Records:
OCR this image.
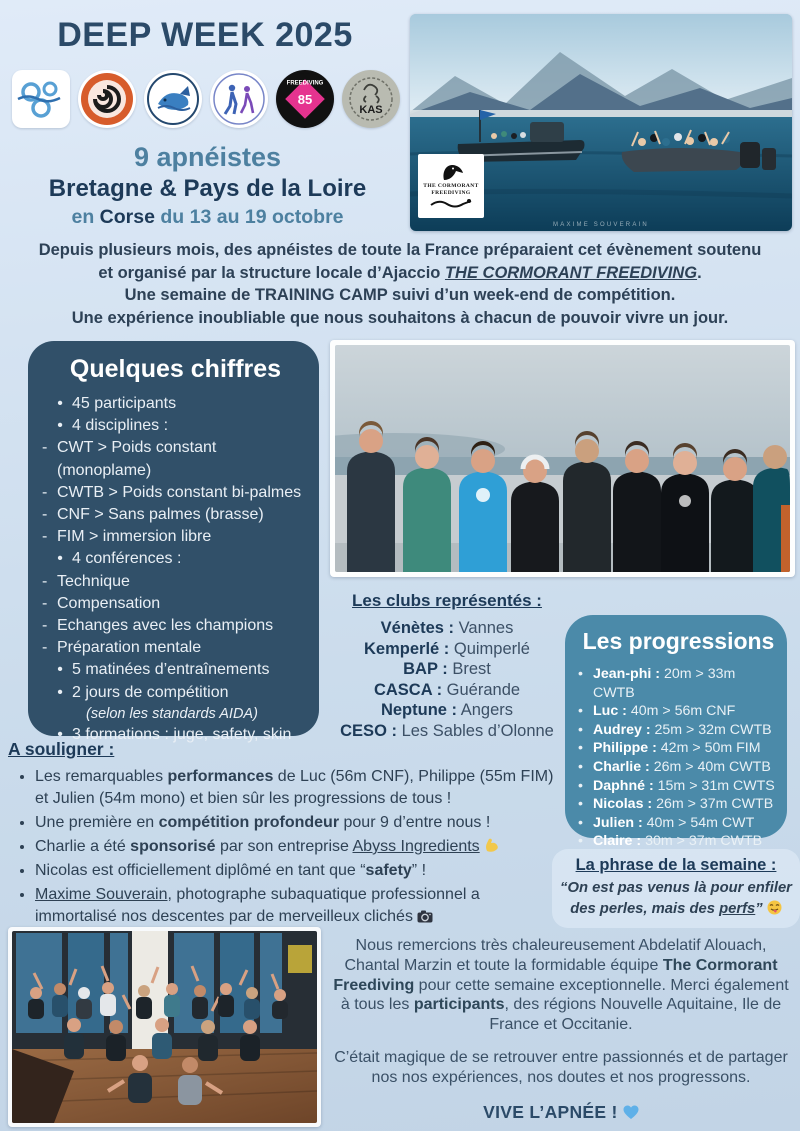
DEEP WEEK 2025
FREEDIVING
85
KAS
9 apnéistes
Bretagne & Pays de la Loire
en Corse du 13 au 19 octobre
THE CORMORANT
FREEDIVING
MAXIME SOUVERAIN
Depuis plusieurs mois, des apnéistes de toute la France préparaient cet évènement soutenu
et organisé par la structure locale d’Ajaccio THE CORMORANT FREEDIVING.
Une semaine de TRAINING CAMP suivi d’un week-end de compétition.
Une expérience inoubliable que nous souhaitons à chacun de pouvoir vivre un jour.
Quelques chiffres
• 45 participants
• 4 disciplines :
- CWT > Poids constant (monoplame)
- CWTB > Poids constant bi-palmes
- CNF > Sans palmes (brasse)
- FIM > immersion libre
• 4 conférences :
- Technique
- Compensation
- Echanges avec les champions
- Préparation mentale
• 5 matinées d’entraînements
• 2 jours de compétition
(selon les standards AIDA)
• 3 formations : juge, safety, skin
Les clubs représentés :
Vénètes : Vannes
Kemperlé : Quimperlé
BAP : Brest
CASCA : Guérande
Neptune : Angers
CESO : Les Sables d’Olonne
Les progressions
• Jean-phi : 20m > 33m CWTB
• Luc : 40m > 56m CNF
• Audrey : 25m > 32m CWTB
• Philippe : 42m > 50m FIM
• Charlie : 26m > 40m CWTB
• Daphné : 15m > 31m CWTS
• Nicolas : 26m > 37m CWTB
• Julien : 40m > 54m CWT
• Claire : 30m > 37m CWTB
A souligner :
• Les remarquables performances de Luc (56m CNF), Philippe (55m FIM) et Julien (54m mono) et bien sûr les progressions de tous !
• Une première en compétition profondeur pour 9 d’entre nous !
• Charlie a été sponsorisé par son entreprise Abyss Ingredients
• Nicolas est officiellement diplômé en tant que “safety” !
• Maxime Souverain, photographe subaquatique professionnel a immortalisé nos descentes par de merveilleux clichés
La phrase de la semaine :
“On est pas venus là pour enfiler des perles, mais des perfs”
Nous remercions très chaleureusement Abdelatif Alouach, Chantal Marzin et toute la formidable équipe The Cormorant Freediving pour cette semaine exceptionnelle. Merci également à tous les participants, des régions Nouvelle Aquitaine, Ile de France et Occitanie.
C’était magique de se retrouver entre passionnés et de partager nos nos expériences, nos doutes et nos progressons.
VIVE L’APNÉE !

__What the task asks__.
Show the lines of the records that include the string "semaine".

__Solution for this problem__.
Une semaine de TRAINING CAMP suivi d’un week-end de compétition.
La phrase de la semaine :
Nous remercions très chaleureusement Abdelatif Alouach, Chantal Marzin et toute la formidable équipe The Cormorant Freediving pour cette semaine exceptionnelle. Merci également à tous les participants, des régions Nouvelle Aquitaine, Ile de France et Occitanie.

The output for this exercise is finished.